>>>>

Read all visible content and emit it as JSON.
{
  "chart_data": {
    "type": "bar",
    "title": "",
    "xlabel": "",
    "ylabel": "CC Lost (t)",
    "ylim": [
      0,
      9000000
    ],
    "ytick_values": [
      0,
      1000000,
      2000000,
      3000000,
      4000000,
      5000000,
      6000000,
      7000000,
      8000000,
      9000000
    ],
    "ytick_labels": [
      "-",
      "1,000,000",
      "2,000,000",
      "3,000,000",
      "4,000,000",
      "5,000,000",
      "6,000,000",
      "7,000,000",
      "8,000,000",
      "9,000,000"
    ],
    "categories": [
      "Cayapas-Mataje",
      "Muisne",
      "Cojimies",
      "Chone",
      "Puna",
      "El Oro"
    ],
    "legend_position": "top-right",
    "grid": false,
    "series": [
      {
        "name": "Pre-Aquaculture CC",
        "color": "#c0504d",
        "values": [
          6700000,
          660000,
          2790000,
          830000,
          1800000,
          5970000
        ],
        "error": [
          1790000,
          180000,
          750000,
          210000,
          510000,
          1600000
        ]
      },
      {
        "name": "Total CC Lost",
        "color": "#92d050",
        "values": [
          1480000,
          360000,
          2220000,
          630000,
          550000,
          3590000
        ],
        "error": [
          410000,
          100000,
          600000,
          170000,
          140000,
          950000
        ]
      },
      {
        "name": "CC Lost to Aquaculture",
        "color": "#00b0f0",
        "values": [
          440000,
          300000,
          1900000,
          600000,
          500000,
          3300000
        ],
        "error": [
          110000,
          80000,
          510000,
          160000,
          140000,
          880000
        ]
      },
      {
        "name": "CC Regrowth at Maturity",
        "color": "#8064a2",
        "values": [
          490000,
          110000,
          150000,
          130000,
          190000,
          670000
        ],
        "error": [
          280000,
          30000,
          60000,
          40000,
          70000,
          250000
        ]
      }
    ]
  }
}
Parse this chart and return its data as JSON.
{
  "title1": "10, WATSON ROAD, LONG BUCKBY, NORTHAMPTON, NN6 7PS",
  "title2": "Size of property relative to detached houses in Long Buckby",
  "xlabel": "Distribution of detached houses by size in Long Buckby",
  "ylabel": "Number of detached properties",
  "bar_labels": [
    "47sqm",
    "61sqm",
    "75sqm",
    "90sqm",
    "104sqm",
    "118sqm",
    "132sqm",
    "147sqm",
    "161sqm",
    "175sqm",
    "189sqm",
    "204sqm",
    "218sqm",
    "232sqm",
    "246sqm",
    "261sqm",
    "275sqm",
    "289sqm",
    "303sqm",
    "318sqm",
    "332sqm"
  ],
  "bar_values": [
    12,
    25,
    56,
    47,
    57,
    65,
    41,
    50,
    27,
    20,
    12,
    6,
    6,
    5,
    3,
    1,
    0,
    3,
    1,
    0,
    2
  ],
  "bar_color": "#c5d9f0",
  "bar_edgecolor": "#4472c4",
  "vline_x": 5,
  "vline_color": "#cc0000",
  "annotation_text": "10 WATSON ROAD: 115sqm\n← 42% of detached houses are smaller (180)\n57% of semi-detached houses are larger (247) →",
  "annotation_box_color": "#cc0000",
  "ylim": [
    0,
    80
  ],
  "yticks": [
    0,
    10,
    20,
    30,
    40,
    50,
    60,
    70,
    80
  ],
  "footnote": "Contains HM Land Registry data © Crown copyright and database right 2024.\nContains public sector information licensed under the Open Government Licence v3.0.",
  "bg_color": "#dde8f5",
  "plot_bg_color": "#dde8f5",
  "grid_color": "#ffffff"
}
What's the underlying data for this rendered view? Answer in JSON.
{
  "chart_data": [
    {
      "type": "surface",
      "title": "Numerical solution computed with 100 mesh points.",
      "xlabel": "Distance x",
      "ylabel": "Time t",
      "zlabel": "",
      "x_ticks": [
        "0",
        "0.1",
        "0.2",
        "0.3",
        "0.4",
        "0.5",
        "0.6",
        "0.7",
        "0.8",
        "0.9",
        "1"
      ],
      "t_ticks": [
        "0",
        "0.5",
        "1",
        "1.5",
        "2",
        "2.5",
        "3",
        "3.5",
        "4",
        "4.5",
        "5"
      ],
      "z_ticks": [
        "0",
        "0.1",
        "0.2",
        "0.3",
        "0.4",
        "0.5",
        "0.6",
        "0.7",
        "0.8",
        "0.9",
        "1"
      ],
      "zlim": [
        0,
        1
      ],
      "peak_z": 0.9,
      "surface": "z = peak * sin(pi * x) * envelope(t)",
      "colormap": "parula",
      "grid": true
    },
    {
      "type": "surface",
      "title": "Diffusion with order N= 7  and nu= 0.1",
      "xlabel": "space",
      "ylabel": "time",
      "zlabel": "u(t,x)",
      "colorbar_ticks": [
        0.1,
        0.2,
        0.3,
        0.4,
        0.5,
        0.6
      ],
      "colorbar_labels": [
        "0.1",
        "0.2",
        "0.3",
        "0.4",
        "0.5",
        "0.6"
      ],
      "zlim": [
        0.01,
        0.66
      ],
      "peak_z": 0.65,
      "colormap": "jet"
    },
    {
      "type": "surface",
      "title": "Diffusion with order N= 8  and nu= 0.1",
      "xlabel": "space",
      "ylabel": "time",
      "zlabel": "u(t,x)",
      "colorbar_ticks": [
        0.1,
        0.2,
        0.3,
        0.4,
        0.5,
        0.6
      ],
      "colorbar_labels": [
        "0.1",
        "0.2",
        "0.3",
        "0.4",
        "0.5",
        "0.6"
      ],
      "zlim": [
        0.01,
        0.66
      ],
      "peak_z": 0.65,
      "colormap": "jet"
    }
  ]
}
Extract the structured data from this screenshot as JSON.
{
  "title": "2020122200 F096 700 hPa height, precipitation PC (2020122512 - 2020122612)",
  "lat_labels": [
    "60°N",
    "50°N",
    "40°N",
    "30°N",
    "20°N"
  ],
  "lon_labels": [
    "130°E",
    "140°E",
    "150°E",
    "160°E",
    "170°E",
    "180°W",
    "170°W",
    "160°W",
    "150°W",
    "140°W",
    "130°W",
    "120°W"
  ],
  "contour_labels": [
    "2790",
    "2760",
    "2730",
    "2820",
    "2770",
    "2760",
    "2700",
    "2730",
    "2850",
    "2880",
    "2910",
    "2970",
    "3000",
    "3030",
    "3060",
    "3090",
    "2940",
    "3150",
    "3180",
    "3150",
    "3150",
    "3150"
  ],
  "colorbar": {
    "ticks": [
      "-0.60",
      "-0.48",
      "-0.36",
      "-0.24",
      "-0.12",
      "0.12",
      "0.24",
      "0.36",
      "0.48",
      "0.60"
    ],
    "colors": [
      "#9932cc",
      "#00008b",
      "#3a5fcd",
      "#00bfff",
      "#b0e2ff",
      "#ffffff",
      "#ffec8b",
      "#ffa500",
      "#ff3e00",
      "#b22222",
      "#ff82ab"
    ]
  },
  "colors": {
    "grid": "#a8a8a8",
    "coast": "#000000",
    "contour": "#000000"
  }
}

<<<<

[WORK INSTRUCTIONS]
Using the material above, extract the line that contains "Extract the structured" and every line after it, exactly as given; stop at the last line.

[WRITTEN RESPONSE]
Extract the structured data from this screenshot as JSON.
{
  "title": "2020122200 F096 700 hPa height, precipitation PC (2020122512 - 2020122612)",
  "lat_labels": [
    "60°N",
    "50°N",
    "40°N",
    "30°N",
    "20°N"
  ],
  "lon_labels": [
    "130°E",
    "140°E",
    "150°E",
    "160°E",
    "170°E",
    "180°W",
    "170°W",
    "160°W",
    "150°W",
    "140°W",
    "130°W",
    "120°W"
  ],
  "contour_labels": [
    "2790",
    "2760",
    "2730",
    "2820",
    "2770",
    "2760",
    "2700",
    "2730",
    "2850",
    "2880",
    "2910",
    "2970",
    "3000",
    "3030",
    "3060",
    "3090",
    "2940",
    "3150",
    "3180",
    "3150",
    "3150",
    "3150"
  ],
  "colorbar": {
    "ticks": [
      "-0.60",
      "-0.48",
      "-0.36",
      "-0.24",
      "-0.12",
      "0.12",
      "0.24",
      "0.36",
      "0.48",
      "0.60"
    ],
    "colors": [
      "#9932cc",
      "#00008b",
      "#3a5fcd",
      "#00bfff",
      "#b0e2ff",
      "#ffffff",
      "#ffec8b",
      "#ffa500",
      "#ff3e00",
      "#b22222",
      "#ff82ab"
    ]
  },
  "colors": {
    "grid": "#a8a8a8",
    "coast": "#000000",
    "contour": "#000000"
  }
}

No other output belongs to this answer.